TASK DESCRIPTION: Each line in the entries below that holds the string "Глубина" is to be listed.
__________________________________________________
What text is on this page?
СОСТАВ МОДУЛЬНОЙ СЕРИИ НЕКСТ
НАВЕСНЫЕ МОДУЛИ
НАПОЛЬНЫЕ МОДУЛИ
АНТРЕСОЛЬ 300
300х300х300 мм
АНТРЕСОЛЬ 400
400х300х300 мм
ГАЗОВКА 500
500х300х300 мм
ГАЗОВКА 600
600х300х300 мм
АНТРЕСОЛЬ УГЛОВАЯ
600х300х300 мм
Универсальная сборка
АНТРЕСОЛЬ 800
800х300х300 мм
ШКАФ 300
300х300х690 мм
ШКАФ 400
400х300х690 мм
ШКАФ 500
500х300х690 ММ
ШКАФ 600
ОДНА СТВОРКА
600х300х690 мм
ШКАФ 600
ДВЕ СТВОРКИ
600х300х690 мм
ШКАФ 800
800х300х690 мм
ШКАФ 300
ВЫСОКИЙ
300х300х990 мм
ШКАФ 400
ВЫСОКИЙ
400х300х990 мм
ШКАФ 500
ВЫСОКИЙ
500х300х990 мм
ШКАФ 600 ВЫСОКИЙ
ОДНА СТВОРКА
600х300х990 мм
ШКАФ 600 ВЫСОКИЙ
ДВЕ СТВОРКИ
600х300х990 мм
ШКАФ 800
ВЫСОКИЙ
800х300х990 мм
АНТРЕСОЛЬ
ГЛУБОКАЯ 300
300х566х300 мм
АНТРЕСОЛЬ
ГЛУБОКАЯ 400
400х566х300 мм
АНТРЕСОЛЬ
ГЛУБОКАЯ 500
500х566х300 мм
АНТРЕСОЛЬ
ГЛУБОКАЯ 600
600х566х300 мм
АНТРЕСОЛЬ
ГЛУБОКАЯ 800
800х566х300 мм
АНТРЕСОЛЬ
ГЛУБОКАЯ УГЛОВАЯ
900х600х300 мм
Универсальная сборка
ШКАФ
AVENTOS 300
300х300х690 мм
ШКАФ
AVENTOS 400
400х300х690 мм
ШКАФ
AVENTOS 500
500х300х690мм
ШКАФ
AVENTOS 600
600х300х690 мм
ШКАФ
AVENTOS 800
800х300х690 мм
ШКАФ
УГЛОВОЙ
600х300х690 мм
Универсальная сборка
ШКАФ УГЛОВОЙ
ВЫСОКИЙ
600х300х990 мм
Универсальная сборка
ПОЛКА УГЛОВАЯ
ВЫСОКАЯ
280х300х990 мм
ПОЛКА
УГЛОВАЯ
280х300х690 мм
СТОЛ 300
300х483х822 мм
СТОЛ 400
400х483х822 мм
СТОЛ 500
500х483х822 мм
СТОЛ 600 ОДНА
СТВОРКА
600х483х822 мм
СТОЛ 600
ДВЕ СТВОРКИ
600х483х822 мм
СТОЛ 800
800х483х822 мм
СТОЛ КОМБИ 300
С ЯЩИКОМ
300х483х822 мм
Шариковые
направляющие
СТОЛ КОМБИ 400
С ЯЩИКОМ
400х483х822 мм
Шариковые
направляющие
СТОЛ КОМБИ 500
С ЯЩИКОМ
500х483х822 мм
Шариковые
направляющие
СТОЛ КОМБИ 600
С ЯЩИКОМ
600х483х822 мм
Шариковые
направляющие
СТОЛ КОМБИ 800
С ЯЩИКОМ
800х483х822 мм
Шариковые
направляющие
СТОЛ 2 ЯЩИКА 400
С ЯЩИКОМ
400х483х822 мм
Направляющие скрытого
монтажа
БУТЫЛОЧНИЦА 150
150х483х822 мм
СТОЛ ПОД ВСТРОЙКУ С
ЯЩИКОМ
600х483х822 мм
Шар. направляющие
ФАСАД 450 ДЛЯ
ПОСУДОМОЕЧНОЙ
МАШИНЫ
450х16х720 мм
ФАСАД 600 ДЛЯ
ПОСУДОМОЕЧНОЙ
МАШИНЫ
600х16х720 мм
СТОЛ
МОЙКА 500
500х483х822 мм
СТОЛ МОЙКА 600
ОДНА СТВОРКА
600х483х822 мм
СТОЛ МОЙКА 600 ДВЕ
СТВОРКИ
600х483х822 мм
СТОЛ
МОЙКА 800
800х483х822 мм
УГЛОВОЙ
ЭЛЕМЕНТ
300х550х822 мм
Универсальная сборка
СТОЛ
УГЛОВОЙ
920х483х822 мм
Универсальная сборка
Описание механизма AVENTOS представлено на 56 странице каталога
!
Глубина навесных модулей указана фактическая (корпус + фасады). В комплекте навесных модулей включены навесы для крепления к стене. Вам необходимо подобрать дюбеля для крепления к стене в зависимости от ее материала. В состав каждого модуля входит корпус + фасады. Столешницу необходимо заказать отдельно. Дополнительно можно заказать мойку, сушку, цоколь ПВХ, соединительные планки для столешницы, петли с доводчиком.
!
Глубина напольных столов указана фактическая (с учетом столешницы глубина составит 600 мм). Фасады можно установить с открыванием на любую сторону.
__________________________________________________
SOLUTION BELOW:
Глубина навесных модулей указана фактическая (корпус + фасады). В комплекте навесных модулей включены навесы для крепления к стене. Вам необходимо подобрать дюбеля для крепления к стене в зависимости от ее материала. В состав каждого модуля входит корпус + фасады. Столешницу необходимо заказать отдельно. Дополнительно можно заказать мойку, сушку, цоколь ПВХ, соединительные планки для столешницы, петли с доводчиком.
Глубина напольных столов указана фактическая (с учетом столешницы глубина составит 600 мм). Фасады можно установить с открыванием на любую сторону.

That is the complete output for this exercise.